→ **Your instructions**: Continue the Elm and PureScript discussion, starting right after its last sentence.

→ **Passage provided**:
┏━━
I do Elm at my job every day, but it has serious competition.



By "playing by the rules" I meant that Elm doesn't give up the big considerations that lie outside of the purely linguistic features, I've listed some of them.

PureScript is a tremendous language, and I'd be happy to see it more widely used, and your points about JS interop and SPA focus are true of course, but I would argue that the step for ditching FFIs are better for some of the same reasons that were listed.


I think you might be missing part of the philosophy. If you take a look at purescript-web-dom, most of the browser APIs have merely been wrapped. This saves you work and you can use it if needed, but it is encourage to use this as a foundation to build better APIs/DSLs (heck, steal them from Elm). Elm does a similar thing under the covers, and they release an often better API than the browsers, however, you can't use this intermediate representation to build alternative APIs and many times you have to wait years for anything to even pop-up in elm-explorations because nothing is satisfactory if it doesn't improve upon the browser's standard. This philosophy has its pros and cons, and while sometimes the APIs can be clunky in PureScript because it's just wrapping the browser API, I never felt straight-up blocked by a missing feature.
┗━━
→ **Dataset content**:
┏━━
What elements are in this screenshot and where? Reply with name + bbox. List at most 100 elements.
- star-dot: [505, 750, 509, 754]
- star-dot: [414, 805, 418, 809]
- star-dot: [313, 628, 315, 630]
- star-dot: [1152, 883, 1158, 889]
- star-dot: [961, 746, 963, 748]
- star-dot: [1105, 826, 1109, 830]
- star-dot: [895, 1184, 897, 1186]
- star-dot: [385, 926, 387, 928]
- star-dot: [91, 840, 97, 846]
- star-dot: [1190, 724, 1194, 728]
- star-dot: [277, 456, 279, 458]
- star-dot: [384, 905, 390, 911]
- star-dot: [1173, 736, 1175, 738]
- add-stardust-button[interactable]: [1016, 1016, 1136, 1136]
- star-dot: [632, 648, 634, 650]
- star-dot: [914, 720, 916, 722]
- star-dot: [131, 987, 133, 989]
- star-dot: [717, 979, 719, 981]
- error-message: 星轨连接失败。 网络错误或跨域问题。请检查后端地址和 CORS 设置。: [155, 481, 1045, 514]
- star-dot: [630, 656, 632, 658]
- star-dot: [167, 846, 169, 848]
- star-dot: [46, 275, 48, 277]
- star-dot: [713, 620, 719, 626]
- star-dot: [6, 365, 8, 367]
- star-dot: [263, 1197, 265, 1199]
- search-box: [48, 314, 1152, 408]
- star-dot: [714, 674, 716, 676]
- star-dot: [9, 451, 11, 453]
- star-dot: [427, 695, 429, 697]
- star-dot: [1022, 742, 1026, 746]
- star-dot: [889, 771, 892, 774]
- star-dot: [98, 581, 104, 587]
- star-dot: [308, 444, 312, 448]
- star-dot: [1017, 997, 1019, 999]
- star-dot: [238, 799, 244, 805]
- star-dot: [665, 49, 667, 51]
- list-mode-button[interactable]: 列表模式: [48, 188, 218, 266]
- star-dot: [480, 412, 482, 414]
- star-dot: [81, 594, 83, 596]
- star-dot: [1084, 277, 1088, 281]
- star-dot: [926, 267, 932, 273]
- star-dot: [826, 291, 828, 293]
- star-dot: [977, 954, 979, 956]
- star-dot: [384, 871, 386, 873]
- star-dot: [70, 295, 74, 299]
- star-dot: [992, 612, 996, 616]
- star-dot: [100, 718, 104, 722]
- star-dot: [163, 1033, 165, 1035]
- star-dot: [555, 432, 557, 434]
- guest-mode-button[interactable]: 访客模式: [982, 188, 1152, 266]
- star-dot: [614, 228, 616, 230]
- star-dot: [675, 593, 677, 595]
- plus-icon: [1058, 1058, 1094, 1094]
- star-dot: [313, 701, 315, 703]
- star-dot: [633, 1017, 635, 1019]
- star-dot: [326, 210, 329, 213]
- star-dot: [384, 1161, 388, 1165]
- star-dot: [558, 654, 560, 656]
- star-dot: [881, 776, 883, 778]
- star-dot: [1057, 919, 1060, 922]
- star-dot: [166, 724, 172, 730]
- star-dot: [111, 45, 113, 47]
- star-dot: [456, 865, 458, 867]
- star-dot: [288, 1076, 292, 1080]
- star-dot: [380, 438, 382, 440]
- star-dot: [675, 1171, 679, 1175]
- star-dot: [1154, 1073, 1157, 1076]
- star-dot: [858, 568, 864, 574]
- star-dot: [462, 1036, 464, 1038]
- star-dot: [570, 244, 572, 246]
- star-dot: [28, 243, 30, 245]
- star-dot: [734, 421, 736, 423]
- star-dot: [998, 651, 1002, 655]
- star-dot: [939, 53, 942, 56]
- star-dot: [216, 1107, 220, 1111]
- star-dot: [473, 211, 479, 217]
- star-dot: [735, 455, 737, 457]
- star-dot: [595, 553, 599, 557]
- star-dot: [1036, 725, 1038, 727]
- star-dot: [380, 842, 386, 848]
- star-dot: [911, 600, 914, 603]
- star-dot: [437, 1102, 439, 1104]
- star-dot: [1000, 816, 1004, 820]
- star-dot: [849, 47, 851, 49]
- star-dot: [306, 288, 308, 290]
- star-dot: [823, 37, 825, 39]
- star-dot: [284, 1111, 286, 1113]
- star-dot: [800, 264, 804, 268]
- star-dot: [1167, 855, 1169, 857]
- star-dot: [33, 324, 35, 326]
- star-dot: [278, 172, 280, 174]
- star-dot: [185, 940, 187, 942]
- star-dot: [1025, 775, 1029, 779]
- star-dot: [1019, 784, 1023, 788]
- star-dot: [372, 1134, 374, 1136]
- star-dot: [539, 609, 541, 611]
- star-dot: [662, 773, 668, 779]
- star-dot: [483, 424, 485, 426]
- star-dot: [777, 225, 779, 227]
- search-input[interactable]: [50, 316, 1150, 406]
┗━━
→ **Response to this exercise**:
With Elm you can't, for example, use the browsers Intl API to get plurals, currencies, dates, etc. This is the type of thing you want to partially apply/instantiate with your locale, then use it synchronously at the view level with your model for display. You just don't have the access to do this because a proposal must be made and approved by the Elm team. It'll probably be good API, but you'll be SOL in the meantime (for possibly years). This isn't a dev cycle that works for every person, team, or project.


This is so spot on. Asynchronous ports are troublesome in a lot of cases. That's why I don't usually do my apps in Elm.